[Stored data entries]
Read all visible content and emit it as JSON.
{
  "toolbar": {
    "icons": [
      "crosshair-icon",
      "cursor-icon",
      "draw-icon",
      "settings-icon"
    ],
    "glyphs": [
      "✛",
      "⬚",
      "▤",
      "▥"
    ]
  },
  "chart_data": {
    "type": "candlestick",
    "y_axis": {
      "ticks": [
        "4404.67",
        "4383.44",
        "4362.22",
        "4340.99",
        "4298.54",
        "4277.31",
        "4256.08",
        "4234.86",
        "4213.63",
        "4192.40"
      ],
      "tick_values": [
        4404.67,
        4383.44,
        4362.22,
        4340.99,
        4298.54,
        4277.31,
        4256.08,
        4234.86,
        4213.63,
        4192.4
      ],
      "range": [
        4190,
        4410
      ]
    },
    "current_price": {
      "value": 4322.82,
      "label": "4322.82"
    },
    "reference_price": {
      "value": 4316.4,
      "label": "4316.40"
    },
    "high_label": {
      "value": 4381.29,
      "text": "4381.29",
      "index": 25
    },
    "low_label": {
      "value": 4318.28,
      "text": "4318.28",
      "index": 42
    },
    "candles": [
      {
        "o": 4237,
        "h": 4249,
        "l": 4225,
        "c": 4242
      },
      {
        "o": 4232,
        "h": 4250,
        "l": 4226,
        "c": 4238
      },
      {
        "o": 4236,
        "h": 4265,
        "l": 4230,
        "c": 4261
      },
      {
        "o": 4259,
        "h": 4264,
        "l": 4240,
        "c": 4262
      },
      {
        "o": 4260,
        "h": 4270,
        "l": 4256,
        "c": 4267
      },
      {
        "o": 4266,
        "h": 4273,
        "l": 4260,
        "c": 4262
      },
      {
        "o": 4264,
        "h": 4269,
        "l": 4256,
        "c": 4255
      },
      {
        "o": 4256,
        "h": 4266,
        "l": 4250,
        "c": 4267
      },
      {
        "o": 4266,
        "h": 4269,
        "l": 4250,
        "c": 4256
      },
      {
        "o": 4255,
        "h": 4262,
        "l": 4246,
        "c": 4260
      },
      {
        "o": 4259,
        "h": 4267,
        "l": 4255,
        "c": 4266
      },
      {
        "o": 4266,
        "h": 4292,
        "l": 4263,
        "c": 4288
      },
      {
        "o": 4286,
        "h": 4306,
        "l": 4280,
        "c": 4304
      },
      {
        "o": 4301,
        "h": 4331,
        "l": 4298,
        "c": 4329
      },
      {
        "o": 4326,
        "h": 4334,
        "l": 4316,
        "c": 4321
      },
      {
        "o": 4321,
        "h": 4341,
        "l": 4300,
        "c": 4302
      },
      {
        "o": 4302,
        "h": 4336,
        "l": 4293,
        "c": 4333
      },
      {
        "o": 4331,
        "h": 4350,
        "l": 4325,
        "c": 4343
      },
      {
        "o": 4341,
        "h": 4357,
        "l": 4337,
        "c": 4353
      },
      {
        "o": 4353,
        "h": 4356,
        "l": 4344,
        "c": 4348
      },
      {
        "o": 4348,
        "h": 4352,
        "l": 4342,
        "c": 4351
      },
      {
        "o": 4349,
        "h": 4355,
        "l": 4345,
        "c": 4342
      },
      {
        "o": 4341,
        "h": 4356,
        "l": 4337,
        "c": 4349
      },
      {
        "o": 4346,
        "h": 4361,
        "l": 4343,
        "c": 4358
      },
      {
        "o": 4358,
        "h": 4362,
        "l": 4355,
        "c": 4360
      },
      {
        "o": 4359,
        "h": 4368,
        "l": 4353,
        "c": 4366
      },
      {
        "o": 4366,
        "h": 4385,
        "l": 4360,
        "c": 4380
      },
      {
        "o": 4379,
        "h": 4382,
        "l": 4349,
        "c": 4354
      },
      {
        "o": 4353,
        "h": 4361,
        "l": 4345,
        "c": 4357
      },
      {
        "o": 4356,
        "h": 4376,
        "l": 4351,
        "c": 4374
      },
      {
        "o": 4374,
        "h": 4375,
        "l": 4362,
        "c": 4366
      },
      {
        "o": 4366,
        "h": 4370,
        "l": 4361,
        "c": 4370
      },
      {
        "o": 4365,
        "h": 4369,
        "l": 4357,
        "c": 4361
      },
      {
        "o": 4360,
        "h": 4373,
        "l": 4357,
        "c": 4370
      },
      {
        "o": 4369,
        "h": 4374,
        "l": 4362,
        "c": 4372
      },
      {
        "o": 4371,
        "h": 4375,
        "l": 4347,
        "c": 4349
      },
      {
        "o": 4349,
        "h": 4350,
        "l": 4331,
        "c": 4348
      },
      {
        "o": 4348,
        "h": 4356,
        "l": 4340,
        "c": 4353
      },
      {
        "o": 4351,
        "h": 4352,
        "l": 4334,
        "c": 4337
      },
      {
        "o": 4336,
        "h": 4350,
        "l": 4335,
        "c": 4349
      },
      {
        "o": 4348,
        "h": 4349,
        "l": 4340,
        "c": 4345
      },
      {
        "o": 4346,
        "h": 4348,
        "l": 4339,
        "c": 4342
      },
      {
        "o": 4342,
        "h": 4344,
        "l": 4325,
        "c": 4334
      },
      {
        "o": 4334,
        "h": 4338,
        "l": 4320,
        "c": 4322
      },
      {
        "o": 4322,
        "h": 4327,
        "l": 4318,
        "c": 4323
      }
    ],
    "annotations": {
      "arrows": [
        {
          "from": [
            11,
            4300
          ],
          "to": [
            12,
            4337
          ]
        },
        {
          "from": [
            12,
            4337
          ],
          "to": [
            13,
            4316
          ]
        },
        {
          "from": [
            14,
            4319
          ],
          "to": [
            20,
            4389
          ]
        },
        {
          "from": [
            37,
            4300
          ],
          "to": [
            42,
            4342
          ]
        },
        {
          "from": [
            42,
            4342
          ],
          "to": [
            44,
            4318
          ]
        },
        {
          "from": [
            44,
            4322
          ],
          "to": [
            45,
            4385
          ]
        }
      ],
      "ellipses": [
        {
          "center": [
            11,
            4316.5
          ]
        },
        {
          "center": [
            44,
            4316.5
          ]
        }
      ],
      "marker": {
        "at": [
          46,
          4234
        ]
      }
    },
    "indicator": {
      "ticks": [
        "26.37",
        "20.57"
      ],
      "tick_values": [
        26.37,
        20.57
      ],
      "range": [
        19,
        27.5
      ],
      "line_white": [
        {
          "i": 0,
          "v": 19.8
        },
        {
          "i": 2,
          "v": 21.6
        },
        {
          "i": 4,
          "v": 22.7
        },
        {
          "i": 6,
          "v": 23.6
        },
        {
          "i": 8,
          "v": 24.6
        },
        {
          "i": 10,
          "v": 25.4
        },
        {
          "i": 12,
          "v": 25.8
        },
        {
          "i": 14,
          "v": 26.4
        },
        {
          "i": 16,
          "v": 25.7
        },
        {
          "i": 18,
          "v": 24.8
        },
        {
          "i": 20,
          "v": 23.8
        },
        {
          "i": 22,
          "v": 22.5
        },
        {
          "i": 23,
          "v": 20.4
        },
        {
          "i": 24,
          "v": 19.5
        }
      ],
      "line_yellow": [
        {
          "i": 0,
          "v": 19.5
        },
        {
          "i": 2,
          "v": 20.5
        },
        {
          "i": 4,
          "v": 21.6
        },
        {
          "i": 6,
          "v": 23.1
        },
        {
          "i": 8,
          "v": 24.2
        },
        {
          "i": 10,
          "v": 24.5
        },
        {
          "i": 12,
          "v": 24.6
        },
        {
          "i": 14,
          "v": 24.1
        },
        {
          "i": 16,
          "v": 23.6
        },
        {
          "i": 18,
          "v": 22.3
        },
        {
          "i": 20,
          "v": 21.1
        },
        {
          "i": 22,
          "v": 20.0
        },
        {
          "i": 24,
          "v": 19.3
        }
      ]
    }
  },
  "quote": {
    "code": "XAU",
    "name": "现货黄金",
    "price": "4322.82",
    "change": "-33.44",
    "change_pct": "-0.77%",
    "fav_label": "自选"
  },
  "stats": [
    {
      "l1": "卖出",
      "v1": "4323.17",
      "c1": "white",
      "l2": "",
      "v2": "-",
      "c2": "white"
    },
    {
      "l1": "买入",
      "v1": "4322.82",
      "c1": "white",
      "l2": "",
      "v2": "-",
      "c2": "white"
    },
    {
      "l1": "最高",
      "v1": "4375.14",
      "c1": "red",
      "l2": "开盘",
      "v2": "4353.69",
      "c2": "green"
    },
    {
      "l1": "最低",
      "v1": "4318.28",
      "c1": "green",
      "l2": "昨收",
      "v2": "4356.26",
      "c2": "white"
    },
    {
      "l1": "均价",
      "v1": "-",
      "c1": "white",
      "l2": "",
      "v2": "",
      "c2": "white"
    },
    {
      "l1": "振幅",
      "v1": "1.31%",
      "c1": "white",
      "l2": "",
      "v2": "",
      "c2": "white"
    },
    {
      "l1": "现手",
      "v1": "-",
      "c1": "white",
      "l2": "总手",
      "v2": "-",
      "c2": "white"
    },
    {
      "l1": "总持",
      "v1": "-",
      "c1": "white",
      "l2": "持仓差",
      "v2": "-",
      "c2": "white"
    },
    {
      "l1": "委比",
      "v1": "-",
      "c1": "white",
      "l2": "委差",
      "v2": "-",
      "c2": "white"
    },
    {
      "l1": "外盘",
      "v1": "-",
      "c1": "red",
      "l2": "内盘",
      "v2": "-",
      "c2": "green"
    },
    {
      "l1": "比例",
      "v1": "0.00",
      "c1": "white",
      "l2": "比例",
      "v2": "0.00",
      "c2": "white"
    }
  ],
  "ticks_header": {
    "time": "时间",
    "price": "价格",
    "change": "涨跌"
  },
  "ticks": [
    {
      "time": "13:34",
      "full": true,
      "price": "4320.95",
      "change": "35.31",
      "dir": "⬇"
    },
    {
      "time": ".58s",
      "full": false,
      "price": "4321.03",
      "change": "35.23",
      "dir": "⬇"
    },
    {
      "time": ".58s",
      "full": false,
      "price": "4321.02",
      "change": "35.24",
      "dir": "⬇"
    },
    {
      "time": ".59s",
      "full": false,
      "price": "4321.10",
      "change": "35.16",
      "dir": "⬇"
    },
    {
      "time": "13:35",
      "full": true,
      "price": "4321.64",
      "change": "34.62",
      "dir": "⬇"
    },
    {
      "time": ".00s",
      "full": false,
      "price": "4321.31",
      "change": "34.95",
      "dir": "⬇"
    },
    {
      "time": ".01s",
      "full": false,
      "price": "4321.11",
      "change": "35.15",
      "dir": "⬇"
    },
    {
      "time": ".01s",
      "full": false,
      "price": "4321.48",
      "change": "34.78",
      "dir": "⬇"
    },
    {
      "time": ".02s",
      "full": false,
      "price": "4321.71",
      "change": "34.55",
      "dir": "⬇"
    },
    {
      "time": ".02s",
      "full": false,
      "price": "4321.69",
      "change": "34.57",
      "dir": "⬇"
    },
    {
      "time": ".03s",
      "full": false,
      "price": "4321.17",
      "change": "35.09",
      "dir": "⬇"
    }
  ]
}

> _Short task_: Search the records for the string "time" and return every line in which it occurs.

> _Written solution_:
    "time": "时间",
      "time": "13:34",
      "time": ".58s",
      "time": ".58s",
      "time": ".59s",
      "time": "13:35",
      "time": ".00s",
      "time": ".01s",
      "time": ".01s",
      "time": ".02s",
      "time": ".02s",
      "time": ".03s",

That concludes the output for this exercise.